Source data:
■ ■ ■ ■ ■

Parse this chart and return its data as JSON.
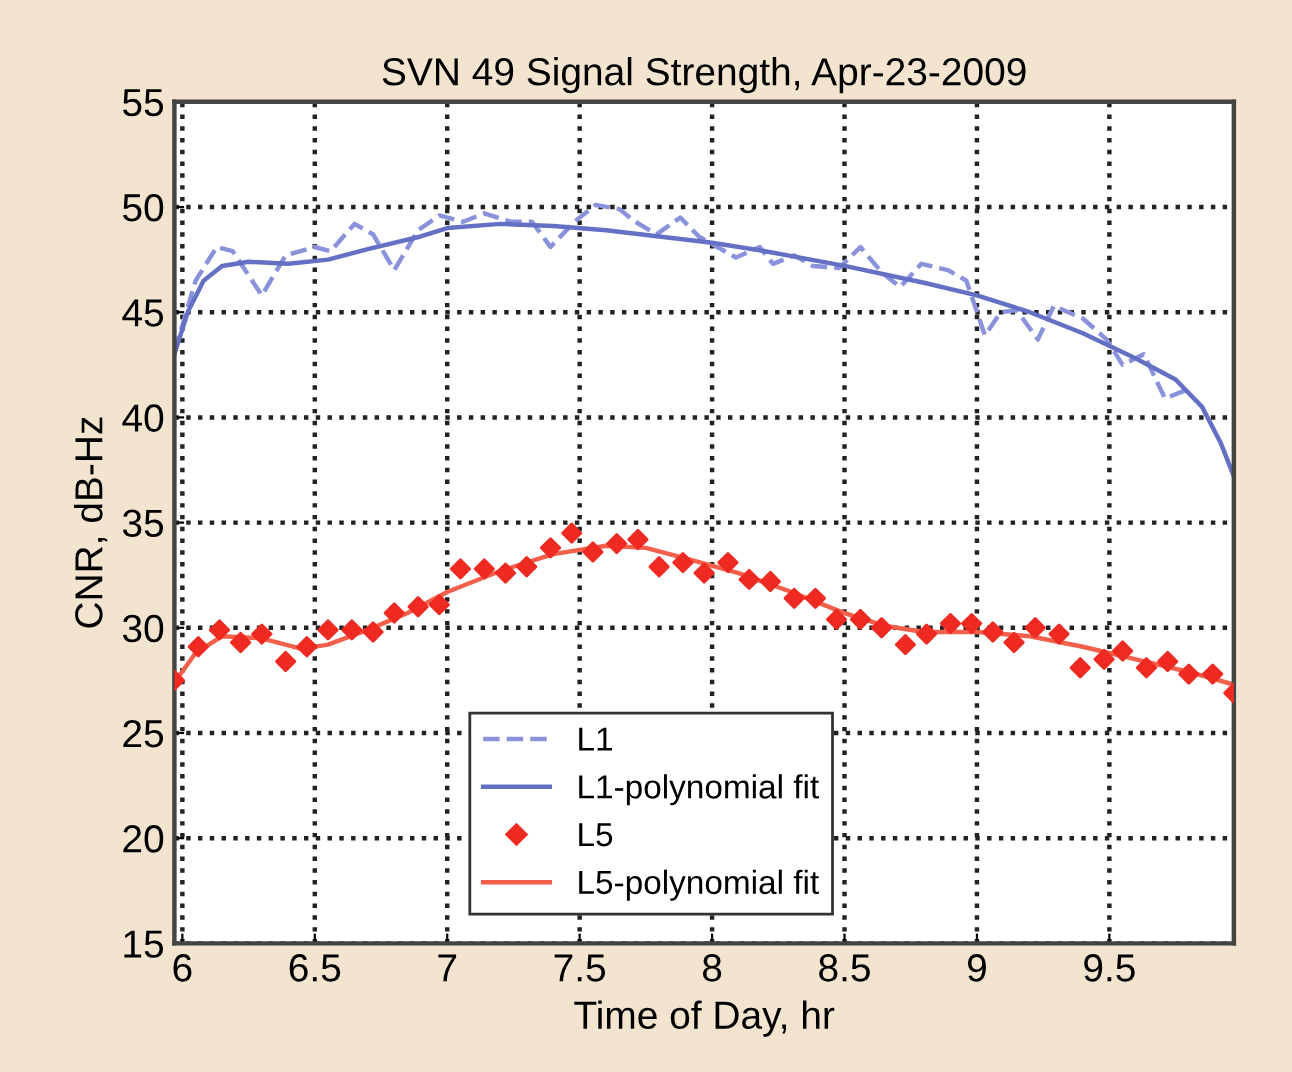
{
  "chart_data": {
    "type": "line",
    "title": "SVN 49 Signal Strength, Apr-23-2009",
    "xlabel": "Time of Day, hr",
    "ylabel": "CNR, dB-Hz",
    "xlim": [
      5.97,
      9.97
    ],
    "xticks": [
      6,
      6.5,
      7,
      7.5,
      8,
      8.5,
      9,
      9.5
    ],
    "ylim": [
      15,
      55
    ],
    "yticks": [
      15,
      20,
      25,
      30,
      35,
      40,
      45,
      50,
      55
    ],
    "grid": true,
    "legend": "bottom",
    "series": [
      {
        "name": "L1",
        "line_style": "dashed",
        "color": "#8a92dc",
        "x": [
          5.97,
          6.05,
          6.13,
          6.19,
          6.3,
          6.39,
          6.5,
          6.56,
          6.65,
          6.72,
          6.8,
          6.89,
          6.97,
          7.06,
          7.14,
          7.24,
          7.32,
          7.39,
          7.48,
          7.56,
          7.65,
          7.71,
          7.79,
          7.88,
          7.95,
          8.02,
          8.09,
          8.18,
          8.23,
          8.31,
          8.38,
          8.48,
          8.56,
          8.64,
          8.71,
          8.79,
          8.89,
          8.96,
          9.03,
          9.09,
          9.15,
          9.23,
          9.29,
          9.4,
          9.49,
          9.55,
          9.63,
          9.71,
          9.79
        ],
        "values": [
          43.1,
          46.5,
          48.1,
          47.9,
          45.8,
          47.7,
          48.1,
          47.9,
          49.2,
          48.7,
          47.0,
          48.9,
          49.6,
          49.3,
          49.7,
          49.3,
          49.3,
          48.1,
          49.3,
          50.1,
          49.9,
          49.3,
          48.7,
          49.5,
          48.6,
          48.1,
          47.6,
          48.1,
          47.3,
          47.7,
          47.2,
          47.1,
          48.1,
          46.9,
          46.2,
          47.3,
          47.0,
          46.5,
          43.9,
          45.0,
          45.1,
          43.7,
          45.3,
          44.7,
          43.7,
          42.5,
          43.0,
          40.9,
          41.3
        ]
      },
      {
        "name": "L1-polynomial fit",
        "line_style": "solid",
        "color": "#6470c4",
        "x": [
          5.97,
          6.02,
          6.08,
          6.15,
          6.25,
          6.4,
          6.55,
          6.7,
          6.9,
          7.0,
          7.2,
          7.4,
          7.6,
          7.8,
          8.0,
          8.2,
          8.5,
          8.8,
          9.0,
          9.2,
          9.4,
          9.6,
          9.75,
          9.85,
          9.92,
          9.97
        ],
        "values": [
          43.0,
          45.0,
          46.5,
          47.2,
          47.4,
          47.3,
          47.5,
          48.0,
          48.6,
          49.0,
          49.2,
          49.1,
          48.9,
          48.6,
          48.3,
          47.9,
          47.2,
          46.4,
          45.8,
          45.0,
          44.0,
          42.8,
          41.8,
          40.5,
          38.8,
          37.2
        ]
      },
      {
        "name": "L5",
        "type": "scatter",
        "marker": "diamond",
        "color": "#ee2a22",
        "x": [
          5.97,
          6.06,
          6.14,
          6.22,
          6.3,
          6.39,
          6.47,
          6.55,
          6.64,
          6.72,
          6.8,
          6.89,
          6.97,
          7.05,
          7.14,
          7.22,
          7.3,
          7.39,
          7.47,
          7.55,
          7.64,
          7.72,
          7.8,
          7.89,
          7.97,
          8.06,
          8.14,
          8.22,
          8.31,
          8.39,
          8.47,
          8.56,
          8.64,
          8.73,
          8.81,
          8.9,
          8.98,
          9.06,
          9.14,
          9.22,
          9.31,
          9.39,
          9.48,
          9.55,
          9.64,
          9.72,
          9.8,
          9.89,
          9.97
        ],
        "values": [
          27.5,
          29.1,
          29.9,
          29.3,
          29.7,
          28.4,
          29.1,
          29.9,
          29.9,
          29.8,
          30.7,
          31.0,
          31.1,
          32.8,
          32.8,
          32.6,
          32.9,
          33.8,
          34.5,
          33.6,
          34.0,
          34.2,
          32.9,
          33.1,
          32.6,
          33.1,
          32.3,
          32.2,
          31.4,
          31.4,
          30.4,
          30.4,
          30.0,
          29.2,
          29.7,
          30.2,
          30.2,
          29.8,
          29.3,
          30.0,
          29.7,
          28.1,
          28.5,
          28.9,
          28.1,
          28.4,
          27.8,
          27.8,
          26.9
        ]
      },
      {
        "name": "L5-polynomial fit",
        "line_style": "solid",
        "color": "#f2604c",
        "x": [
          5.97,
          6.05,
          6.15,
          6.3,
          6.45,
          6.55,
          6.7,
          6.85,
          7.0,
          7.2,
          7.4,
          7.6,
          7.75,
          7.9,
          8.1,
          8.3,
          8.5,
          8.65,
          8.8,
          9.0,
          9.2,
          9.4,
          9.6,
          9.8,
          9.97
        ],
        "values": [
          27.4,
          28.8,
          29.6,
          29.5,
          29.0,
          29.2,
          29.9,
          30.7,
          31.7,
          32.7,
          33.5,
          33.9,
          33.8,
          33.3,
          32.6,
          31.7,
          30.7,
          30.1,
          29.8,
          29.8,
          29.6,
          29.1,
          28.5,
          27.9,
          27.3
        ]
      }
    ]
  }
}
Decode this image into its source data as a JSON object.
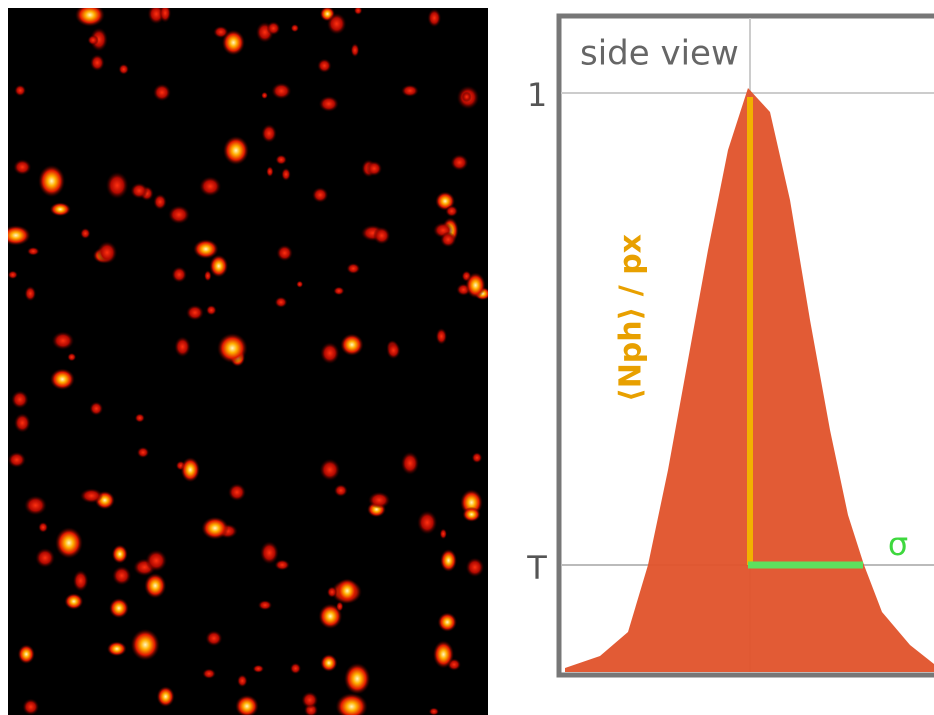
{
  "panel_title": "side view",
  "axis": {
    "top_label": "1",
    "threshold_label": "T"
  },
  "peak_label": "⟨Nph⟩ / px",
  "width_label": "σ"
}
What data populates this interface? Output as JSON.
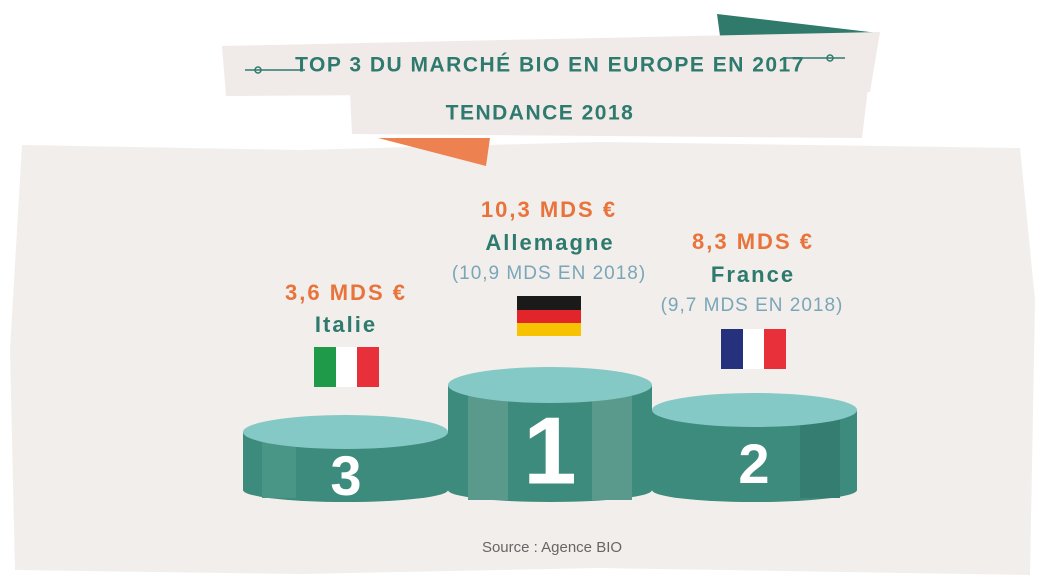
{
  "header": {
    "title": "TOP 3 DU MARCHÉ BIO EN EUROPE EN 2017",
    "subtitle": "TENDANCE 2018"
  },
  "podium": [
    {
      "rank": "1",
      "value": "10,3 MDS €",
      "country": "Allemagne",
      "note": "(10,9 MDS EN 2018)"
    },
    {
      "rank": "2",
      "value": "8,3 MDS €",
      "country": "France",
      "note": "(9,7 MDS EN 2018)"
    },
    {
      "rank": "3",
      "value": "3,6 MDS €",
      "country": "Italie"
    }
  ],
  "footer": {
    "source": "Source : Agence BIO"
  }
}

■ ■ ■ ■ ■

Omit every picture, and otherwise quote the entries exactly.

## Result
Parse this chart and return its data as JSON.
{
  "chart_data": {
    "type": "line",
    "title": "SVN 49 Signal Strength, Apr-23-2009",
    "xlabel": "Time of Day, hr",
    "ylabel": "CNR, dB-Hz",
    "xlim": [
      5.97,
      9.97
    ],
    "xticks": [
      6,
      6.5,
      7,
      7.5,
      8,
      8.5,
      9,
      9.5
    ],
    "ylim": [
      15,
      55
    ],
    "yticks": [
      15,
      20,
      25,
      30,
      35,
      40,
      45,
      50,
      55
    ],
    "grid": true,
    "legend": "bottom",
    "series": [
      {
        "name": "L1",
        "line_style": "dashed",
        "color": "#8a92dc",
        "x": [
          5.97,
          6.05,
          6.13,
          6.19,
          6.3,
          6.39,
          6.5,
          6.56,
          6.65,
          6.72,
          6.8,
          6.89,
          6.97,
          7.06,
          7.14,
          7.24,
          7.32,
          7.39,
          7.48,
          7.56,
          7.65,
          7.71,
          7.79,
          7.88,
          7.95,
          8.02,
          8.09,
          8.18,
          8.23,
          8.31,
          8.38,
          8.48,
          8.56,
          8.64,
          8.71,
          8.79,
          8.89,
          8.96,
          9.03,
          9.09,
          9.15,
          9.23,
          9.29,
          9.4,
          9.49,
          9.55,
          9.63,
          9.71,
          9.79
        ],
        "values": [
          43.1,
          46.5,
          48.1,
          47.9,
          45.8,
          47.7,
          48.1,
          47.9,
          49.2,
          48.7,
          47.0,
          48.9,
          49.6,
          49.3,
          49.7,
          49.3,
          49.3,
          48.1,
          49.3,
          50.1,
          49.9,
          49.3,
          48.7,
          49.5,
          48.6,
          48.1,
          47.6,
          48.1,
          47.3,
          47.7,
          47.2,
          47.1,
          48.1,
          46.9,
          46.2,
          47.3,
          47.0,
          46.5,
          43.9,
          45.0,
          45.1,
          43.7,
          45.3,
          44.7,
          43.7,
          42.5,
          43.0,
          40.9,
          41.3
        ]
      },
      {
        "name": "L1-polynomial fit",
        "line_style": "solid",
        "color": "#6470c4",
        "x": [
          5.97,
          6.02,
          6.08,
          6.15,
          6.25,
          6.4,
          6.55,
          6.7,
          6.9,
          7.0,
          7.2,
          7.4,
          7.6,
          7.8,
          8.0,
          8.2,
          8.5,
          8.8,
          9.0,
          9.2,
          9.4,
          9.6,
          9.75,
          9.85,
          9.92,
          9.97
        ],
        "values": [
          43.0,
          45.0,
          46.5,
          47.2,
          47.4,
          47.3,
          47.5,
          48.0,
          48.6,
          49.0,
          49.2,
          49.1,
          48.9,
          48.6,
          48.3,
          47.9,
          47.2,
          46.4,
          45.8,
          45.0,
          44.0,
          42.8,
          41.8,
          40.5,
          38.8,
          37.2
        ]
      },
      {
        "name": "L5",
        "type": "scatter",
        "marker": "diamond",
        "color": "#ee2a22",
        "x": [
          5.97,
          6.06,
          6.14,
          6.22,
          6.3,
          6.39,
          6.47,
          6.55,
          6.64,
          6.72,
          6.8,
          6.89,
          6.97,
          7.05,
          7.14,
          7.22,
          7.3,
          7.39,
          7.47,
          7.55,
          7.64,
          7.72,
          7.8,
          7.89,
          7.97,
          8.06,
          8.14,
          8.22,
          8.31,
          8.39,
          8.47,
          8.56,
          8.64,
          8.73,
          8.81,
          8.9,
          8.98,
          9.06,
          9.14,
          9.22,
          9.31,
          9.39,
          9.48,
          9.55,
          9.64,
          9.72,
          9.8,
          9.89,
          9.97
        ],
        "values": [
          27.5,
          29.1,
          29.9,
          29.3,
          29.7,
          28.4,
          29.1,
          29.9,
          29.9,
          29.8,
          30.7,
          31.0,
          31.1,
          32.8,
          32.8,
          32.6,
          32.9,
          33.8,
          34.5,
          33.6,
          34.0,
          34.2,
          32.9,
          33.1,
          32.6,
          33.1,
          32.3,
          32.2,
          31.4,
          31.4,
          30.4,
          30.4,
          30.0,
          29.2,
          29.7,
          30.2,
          30.2,
          29.8,
          29.3,
          30.0,
          29.7,
          28.1,
          28.5,
          28.9,
          28.1,
          28.4,
          27.8,
          27.8,
          26.9
        ]
      },
      {
        "name": "L5-polynomial fit",
        "line_style": "solid",
        "color": "#f2604c",
        "x": [
          5.97,
          6.05,
          6.15,
          6.3,
          6.45,
          6.55,
          6.7,
          6.85,
          7.0,
          7.2,
          7.4,
          7.6,
          7.75,
          7.9,
          8.1,
          8.3,
          8.5,
          8.65,
          8.8,
          9.0,
          9.2,
          9.4,
          9.6,
          9.8,
          9.97
        ],
        "values": [
          27.4,
          28.8,
          29.6,
          29.5,
          29.0,
          29.2,
          29.9,
          30.7,
          31.7,
          32.7,
          33.5,
          33.9,
          33.8,
          33.3,
          32.6,
          31.7,
          30.7,
          30.1,
          29.8,
          29.8,
          29.6,
          29.1,
          28.5,
          27.9,
          27.3
        ]
      }
    ]
  }
}
Decode this image into its source data as a JSON object.
{
  "panel_title": "side view",
  "axis": {
    "top_label": "1",
    "threshold_label": "T"
  },
  "peak_label": "⟨Nph⟩ / px",
  "width_label": "σ"
}
What data populates this interface? Output as JSON.
{
  "header": {
    "title": "TOP 3 DU MARCHÉ BIO EN EUROPE EN 2017",
    "subtitle": "TENDANCE 2018"
  },
  "podium": [
    {
      "rank": "1",
      "value": "10,3 MDS €",
      "country": "Allemagne",
      "note": "(10,9 MDS EN 2018)"
    },
    {
      "rank": "2",
      "value": "8,3 MDS €",
      "country": "France",
      "note": "(9,7 MDS EN 2018)"
    },
    {
      "rank": "3",
      "value": "3,6 MDS €",
      "country": "Italie"
    }
  ],
  "footer": {
    "source": "Source : Agence BIO"
  }
}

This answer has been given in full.